▶ TASK PROMPT
Reproduce each record exactly.

▶ ITEMS
□ □ □ □
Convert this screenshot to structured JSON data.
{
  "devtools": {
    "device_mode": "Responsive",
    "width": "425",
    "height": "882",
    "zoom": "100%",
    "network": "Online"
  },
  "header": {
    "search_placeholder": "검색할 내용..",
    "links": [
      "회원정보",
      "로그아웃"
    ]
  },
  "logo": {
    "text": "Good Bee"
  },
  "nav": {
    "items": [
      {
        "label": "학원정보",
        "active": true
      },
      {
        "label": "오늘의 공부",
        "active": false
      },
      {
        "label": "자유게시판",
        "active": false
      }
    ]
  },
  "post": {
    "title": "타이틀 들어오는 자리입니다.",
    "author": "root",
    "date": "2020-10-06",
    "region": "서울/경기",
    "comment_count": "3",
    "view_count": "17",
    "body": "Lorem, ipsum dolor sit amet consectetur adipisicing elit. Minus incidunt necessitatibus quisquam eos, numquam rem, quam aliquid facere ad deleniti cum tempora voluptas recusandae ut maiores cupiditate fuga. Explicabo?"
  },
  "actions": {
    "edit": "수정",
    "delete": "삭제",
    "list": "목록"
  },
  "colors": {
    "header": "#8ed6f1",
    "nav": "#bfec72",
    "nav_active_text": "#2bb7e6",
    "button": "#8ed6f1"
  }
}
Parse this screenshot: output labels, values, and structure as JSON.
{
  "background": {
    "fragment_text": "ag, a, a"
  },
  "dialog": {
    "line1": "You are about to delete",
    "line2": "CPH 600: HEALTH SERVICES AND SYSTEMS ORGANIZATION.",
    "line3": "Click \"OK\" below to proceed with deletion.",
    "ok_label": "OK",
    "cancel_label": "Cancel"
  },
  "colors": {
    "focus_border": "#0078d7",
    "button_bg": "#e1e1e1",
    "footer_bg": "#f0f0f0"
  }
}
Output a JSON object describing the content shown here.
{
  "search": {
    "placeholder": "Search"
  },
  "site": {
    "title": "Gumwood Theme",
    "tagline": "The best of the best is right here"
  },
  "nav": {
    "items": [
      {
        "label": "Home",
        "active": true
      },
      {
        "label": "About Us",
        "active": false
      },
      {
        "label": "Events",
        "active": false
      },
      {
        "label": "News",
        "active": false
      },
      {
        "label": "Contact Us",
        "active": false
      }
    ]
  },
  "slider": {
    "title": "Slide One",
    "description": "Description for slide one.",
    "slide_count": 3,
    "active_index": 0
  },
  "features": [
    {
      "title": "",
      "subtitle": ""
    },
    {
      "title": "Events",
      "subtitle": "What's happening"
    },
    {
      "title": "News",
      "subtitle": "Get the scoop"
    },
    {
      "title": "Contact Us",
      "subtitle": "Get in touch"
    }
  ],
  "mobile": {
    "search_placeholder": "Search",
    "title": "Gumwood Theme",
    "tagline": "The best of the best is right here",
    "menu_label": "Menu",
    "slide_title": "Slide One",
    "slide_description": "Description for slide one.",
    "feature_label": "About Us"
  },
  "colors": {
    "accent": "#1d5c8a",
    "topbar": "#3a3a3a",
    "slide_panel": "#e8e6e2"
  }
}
□ □ □ □
▶ ANSWER TO THIS TASK
Convert this screenshot to structured JSON data.
{
  "devtools": {
    "device_mode": "Responsive",
    "width": "425",
    "height": "882",
    "zoom": "100%",
    "network": "Online"
  },
  "header": {
    "search_placeholder": "검색할 내용..",
    "links": [
      "회원정보",
      "로그아웃"
    ]
  },
  "logo": {
    "text": "Good Bee"
  },
  "nav": {
    "items": [
      {
        "label": "학원정보",
        "active": true
      },
      {
        "label": "오늘의 공부",
        "active": false
      },
      {
        "label": "자유게시판",
        "active": false
      }
    ]
  },
  "post": {
    "title": "타이틀 들어오는 자리입니다.",
    "author": "root",
    "date": "2020-10-06",
    "region": "서울/경기",
    "comment_count": "3",
    "view_count": "17",
    "body": "Lorem, ipsum dolor sit amet consectetur adipisicing elit. Minus incidunt necessitatibus quisquam eos, numquam rem, quam aliquid facere ad deleniti cum tempora voluptas recusandae ut maiores cupiditate fuga. Explicabo?"
  },
  "actions": {
    "edit": "수정",
    "delete": "삭제",
    "list": "목록"
  },
  "colors": {
    "header": "#8ed6f1",
    "nav": "#bfec72",
    "nav_active_text": "#2bb7e6",
    "button": "#8ed6f1"
  }
}
Parse this screenshot: output labels, values, and structure as JSON.
{
  "background": {
    "fragment_text": "ag, a, a"
  },
  "dialog": {
    "line1": "You are about to delete",
    "line2": "CPH 600: HEALTH SERVICES AND SYSTEMS ORGANIZATION.",
    "line3": "Click \"OK\" below to proceed with deletion.",
    "ok_label": "OK",
    "cancel_label": "Cancel"
  },
  "colors": {
    "focus_border": "#0078d7",
    "button_bg": "#e1e1e1",
    "footer_bg": "#f0f0f0"
  }
}
Output a JSON object describing the content shown here.
{
  "search": {
    "placeholder": "Search"
  },
  "site": {
    "title": "Gumwood Theme",
    "tagline": "The best of the best is right here"
  },
  "nav": {
    "items": [
      {
        "label": "Home",
        "active": true
      },
      {
        "label": "About Us",
        "active": false
      },
      {
        "label": "Events",
        "active": false
      },
      {
        "label": "News",
        "active": false
      },
      {
        "label": "Contact Us",
        "active": false
      }
    ]
  },
  "slider": {
    "title": "Slide One",
    "description": "Description for slide one.",
    "slide_count": 3,
    "active_index": 0
  },
  "features": [
    {
      "title": "",
      "subtitle": ""
    },
    {
      "title": "Events",
      "subtitle": "What's happening"
    },
    {
      "title": "News",
      "subtitle": "Get the scoop"
    },
    {
      "title": "Contact Us",
      "subtitle": "Get in touch"
    }
  ],
  "mobile": {
    "search_placeholder": "Search",
    "title": "Gumwood Theme",
    "tagline": "The best of the best is right here",
    "menu_label": "Menu",
    "slide_title": "Slide One",
    "slide_description": "Description for slide one.",
    "feature_label": "About Us"
  },
  "colors": {
    "accent": "#1d5c8a",
    "topbar": "#3a3a3a",
    "slide_panel": "#e8e6e2"
  }
}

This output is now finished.